> [Prompt]
Scan the lines below for the word "Bras". Copy each line you find it in.

◇ ◇ ◇

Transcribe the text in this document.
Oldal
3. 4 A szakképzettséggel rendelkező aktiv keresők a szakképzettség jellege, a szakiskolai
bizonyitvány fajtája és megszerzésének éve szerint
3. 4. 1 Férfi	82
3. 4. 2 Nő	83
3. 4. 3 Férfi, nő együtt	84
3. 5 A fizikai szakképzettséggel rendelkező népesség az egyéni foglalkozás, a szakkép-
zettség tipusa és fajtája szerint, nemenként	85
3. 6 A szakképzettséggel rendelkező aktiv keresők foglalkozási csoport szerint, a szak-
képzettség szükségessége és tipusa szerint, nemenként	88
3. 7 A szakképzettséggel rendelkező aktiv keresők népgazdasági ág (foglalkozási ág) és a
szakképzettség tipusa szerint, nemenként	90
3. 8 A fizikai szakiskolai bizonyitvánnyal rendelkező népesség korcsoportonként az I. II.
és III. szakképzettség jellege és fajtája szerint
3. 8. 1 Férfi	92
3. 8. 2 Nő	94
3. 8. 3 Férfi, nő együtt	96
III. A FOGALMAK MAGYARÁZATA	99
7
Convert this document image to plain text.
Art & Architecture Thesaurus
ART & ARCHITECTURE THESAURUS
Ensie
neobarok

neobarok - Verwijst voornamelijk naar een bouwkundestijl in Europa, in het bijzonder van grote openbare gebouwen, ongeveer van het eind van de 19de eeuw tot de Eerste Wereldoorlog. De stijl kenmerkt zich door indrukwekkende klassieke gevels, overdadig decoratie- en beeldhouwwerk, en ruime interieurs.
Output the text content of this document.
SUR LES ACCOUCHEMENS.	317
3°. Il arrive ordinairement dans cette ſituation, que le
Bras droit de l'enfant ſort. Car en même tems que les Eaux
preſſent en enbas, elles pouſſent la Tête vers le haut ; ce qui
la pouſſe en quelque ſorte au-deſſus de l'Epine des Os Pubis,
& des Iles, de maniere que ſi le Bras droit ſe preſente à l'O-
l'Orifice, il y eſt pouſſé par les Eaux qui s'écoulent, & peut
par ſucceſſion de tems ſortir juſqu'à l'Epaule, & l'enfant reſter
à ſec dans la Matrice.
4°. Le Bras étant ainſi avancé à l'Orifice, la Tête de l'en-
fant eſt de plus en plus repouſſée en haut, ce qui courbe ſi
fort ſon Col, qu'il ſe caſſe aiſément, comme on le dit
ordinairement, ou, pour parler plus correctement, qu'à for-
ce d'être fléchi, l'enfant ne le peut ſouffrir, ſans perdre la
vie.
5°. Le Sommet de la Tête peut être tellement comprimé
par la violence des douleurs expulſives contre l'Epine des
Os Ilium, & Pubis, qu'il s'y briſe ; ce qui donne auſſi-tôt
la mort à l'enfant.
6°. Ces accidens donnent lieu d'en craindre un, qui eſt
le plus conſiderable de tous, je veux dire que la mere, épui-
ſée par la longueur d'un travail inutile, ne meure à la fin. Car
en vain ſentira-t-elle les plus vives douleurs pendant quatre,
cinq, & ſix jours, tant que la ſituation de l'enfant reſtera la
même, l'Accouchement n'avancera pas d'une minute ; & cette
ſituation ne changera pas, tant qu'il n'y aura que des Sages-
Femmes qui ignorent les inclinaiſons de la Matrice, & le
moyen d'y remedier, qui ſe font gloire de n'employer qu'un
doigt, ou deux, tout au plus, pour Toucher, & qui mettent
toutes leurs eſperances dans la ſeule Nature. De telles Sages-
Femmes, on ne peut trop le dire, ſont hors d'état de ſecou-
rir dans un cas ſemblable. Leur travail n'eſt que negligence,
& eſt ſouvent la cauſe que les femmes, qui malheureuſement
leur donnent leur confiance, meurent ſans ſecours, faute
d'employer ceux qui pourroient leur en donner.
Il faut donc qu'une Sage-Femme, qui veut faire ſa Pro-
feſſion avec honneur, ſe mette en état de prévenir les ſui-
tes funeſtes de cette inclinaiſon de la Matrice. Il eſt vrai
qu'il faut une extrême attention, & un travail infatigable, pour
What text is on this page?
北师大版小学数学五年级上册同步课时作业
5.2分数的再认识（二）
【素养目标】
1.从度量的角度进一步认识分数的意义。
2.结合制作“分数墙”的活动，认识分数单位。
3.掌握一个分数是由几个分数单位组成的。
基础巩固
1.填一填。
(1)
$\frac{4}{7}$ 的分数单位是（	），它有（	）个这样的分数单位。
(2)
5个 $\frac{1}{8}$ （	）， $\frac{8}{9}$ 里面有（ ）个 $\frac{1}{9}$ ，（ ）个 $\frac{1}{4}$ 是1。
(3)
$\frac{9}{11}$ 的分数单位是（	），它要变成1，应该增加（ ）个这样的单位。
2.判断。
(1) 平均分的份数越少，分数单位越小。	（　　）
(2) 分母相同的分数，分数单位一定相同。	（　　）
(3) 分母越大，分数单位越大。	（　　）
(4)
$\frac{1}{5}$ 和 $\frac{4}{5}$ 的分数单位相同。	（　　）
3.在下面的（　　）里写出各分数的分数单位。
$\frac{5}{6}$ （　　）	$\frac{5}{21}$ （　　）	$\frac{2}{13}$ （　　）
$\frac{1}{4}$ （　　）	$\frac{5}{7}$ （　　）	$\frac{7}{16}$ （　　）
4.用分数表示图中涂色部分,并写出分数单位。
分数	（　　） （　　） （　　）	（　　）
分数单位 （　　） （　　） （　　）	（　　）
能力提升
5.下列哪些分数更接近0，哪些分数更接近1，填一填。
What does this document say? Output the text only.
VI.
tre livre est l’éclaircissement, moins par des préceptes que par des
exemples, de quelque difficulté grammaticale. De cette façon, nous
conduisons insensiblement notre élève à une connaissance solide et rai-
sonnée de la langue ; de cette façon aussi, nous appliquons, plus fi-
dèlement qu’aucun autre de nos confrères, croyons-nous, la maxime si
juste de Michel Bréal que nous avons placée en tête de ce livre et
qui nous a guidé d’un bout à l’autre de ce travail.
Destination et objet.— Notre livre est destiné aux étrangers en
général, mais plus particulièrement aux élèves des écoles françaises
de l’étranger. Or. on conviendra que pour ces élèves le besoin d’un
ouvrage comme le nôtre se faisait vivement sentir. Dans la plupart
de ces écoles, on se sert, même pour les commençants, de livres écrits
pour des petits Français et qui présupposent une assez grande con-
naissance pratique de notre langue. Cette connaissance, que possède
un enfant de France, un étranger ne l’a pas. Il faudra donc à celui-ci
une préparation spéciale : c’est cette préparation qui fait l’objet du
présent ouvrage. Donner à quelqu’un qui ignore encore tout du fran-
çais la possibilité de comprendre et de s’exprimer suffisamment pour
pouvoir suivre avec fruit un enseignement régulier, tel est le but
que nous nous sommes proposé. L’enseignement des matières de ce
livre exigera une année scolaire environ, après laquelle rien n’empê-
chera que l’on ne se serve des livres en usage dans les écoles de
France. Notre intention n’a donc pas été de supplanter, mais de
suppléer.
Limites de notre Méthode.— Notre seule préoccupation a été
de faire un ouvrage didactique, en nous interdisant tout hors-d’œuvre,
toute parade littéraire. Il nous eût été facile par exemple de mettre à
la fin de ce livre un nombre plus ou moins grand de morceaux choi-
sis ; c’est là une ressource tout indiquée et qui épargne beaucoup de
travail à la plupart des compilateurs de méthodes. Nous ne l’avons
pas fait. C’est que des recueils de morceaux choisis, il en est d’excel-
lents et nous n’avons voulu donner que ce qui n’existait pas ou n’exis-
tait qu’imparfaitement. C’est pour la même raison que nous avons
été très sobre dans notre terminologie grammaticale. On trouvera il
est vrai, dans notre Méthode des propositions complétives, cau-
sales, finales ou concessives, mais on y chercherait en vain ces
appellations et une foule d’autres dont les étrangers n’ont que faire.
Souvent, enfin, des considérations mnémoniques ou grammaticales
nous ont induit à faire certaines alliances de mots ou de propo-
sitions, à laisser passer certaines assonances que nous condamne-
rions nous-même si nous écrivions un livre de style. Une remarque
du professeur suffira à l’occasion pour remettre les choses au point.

◇ ◇ ◇

> [Task output]
Bras droit de l'enfant ſort. Car en même tems que les Eaux
& des Iles, de maniere que ſi le Bras droit ſe preſente à l'O-
4°. Le Bras étant ainſi avancé à l'Orifice, la Tête de l'en-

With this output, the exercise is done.